Search the listing for "such" and copy every line where it appears.

* Begin RECORDED INFORMATION *

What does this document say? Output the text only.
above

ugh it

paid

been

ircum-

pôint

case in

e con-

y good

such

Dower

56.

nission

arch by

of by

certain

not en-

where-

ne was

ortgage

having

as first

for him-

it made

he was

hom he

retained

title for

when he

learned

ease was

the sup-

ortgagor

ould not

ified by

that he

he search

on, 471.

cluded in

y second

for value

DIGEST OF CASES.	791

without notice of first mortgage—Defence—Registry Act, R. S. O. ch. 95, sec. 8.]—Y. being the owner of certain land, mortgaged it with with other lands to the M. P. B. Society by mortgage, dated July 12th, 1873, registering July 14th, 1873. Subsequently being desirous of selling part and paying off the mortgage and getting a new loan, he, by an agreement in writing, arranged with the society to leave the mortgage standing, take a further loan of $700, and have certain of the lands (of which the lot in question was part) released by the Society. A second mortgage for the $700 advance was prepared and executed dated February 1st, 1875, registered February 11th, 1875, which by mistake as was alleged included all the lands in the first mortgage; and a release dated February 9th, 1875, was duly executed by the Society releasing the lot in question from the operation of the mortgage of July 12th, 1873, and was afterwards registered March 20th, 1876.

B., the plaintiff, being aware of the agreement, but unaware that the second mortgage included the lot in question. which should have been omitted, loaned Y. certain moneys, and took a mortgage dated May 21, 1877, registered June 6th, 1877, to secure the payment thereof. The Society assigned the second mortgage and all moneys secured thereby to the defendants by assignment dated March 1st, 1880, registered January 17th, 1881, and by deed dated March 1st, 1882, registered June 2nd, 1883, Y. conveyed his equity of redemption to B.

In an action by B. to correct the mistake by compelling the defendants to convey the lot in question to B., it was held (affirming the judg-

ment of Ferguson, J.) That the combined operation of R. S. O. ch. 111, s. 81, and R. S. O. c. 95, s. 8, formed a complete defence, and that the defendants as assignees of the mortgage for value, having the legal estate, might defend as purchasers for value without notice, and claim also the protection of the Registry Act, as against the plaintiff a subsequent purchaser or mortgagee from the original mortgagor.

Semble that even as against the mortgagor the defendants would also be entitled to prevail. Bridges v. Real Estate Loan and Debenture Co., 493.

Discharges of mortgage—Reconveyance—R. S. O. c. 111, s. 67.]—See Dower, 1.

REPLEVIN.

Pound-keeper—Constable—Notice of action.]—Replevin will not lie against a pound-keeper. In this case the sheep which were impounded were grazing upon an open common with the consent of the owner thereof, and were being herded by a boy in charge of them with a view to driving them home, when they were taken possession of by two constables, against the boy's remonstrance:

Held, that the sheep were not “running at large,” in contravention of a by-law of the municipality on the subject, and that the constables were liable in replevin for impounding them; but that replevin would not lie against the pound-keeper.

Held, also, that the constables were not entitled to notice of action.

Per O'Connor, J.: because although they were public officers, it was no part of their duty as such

* End RECORDED INFORMATION *
* Begin RECORDED INFORMATION *

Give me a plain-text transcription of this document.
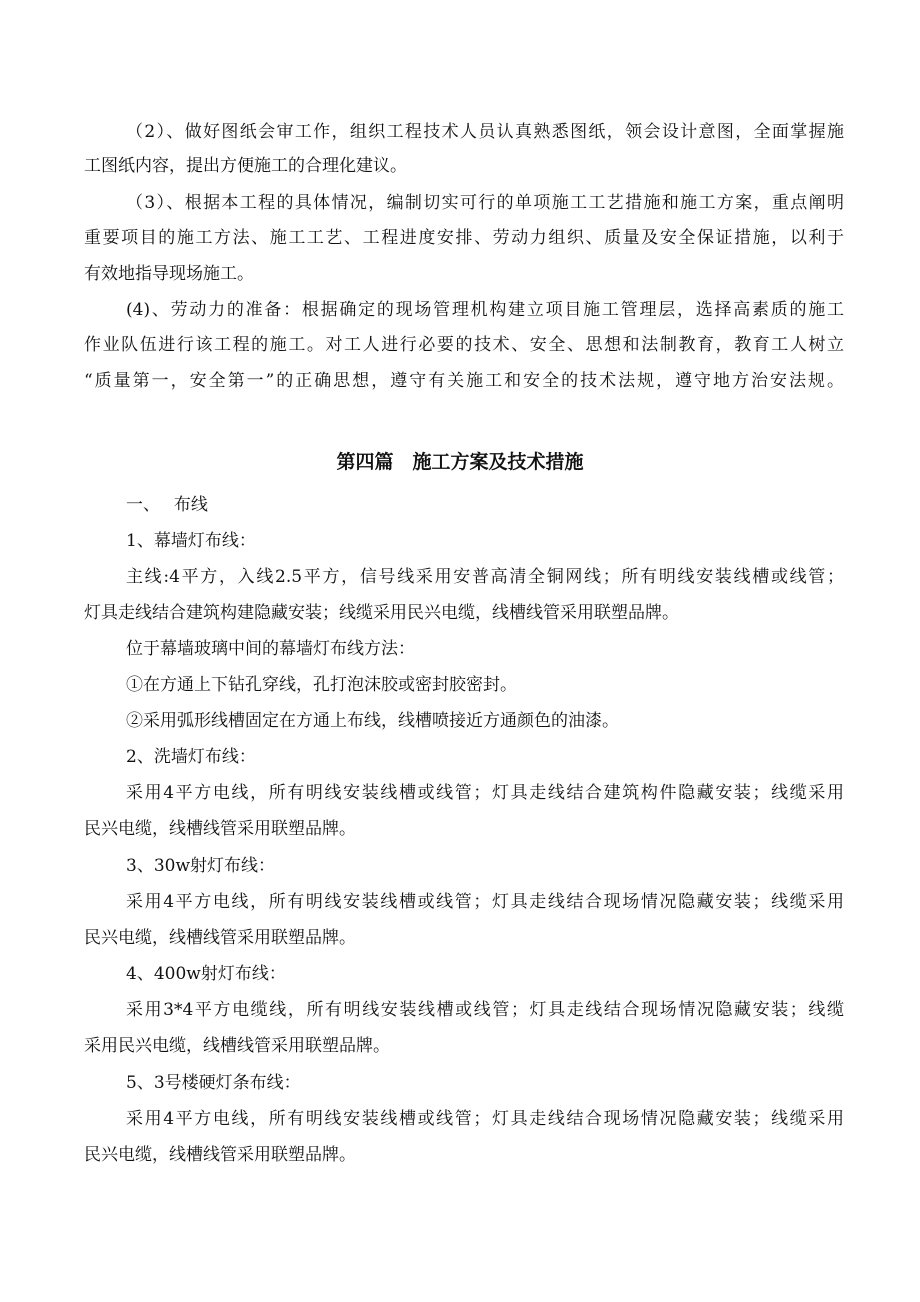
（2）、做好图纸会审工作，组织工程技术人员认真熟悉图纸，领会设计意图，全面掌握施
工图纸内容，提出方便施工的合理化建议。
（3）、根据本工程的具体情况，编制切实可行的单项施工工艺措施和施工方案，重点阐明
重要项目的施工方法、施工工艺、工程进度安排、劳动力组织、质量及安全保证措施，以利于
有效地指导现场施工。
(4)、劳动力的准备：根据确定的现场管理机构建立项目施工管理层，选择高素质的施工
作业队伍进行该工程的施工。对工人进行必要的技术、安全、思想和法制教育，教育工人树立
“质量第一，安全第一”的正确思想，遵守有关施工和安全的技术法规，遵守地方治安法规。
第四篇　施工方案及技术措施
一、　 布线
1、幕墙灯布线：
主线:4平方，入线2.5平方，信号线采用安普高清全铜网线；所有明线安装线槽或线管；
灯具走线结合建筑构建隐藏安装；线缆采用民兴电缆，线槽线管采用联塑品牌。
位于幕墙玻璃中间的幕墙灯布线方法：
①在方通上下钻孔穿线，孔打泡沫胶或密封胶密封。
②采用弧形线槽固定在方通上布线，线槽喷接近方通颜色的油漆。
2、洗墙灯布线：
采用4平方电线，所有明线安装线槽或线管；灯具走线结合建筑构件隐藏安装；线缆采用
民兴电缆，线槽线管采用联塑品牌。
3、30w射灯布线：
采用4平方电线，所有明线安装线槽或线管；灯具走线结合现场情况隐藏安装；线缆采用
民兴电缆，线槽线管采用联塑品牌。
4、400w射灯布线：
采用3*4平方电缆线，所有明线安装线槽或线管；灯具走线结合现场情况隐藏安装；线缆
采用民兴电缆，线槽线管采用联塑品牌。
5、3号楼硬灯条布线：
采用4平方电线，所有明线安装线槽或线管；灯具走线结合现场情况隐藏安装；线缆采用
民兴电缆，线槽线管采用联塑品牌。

* End RECORDED INFORMATION *

▶ _RESULT FOR THIS TASK_
such
Per O'Connor, J.: because although they were public officers, it was no part of their duty as such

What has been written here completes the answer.